> DO THIS
Every line below that contains "with" is to be copied.

> PROVIDED RECORDS
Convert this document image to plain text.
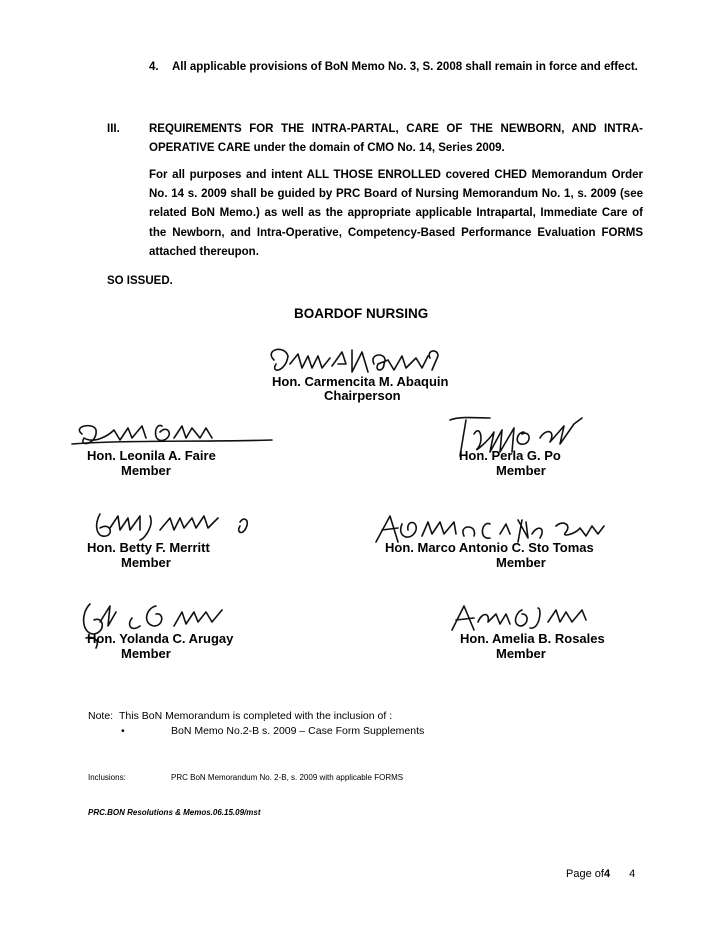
4. All applicable provisions of BoN Memo No. 3, S. 2008 shall remain in force and effect.
III.	REQUIREMENTS FOR THE INTRA-PARTAL, CARE OF THE NEWBORN, AND INTRA-OPERATIVE CARE under the domain of CMO No. 14, Series 2009.
For all purposes and intent ALL THOSE ENROLLED covered CHED Memorandum Order No. 14 s. 2009 shall be guided by PRC Board of Nursing Memorandum No. 1, s. 2009 (see related BoN Memo.) as well as the appropriate applicable Intrapartal, Immediate Care of the Newborn, and Intra-Operative, Competency-Based Performance Evaluation FORMS attached thereupon.
SO ISSUED.
BOARDOF NURSING
Hon. Carmencita M. Abaquin
Chairperson
Hon. Leonila A. Faire
Member
Hon. Perla G. Po
Member
Hon. Betty F. Merritt
Member
Hon. Marco Antonio C. Sto Tomas
Member
Hon. Yolanda C. Arugay
Member
Hon. Amelia B. Rosales
Member
Note: This BoN Memorandum is completed with the inclusion of :
•	BoN Memo No.2-B s. 2009 – Case Form Supplements
Inclusions:	PRC BoN Memorandum No. 2-B, s. 2009 with applicable FORMS
PRC.BON Resolutions & Memos.06.15.09/mst
Page of4 4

> EXERCISE OUTPUT
Note: This BoN Memorandum is completed with the inclusion of :
Inclusions:	PRC BoN Memorandum No. 2-B, s. 2009 with applicable FORMS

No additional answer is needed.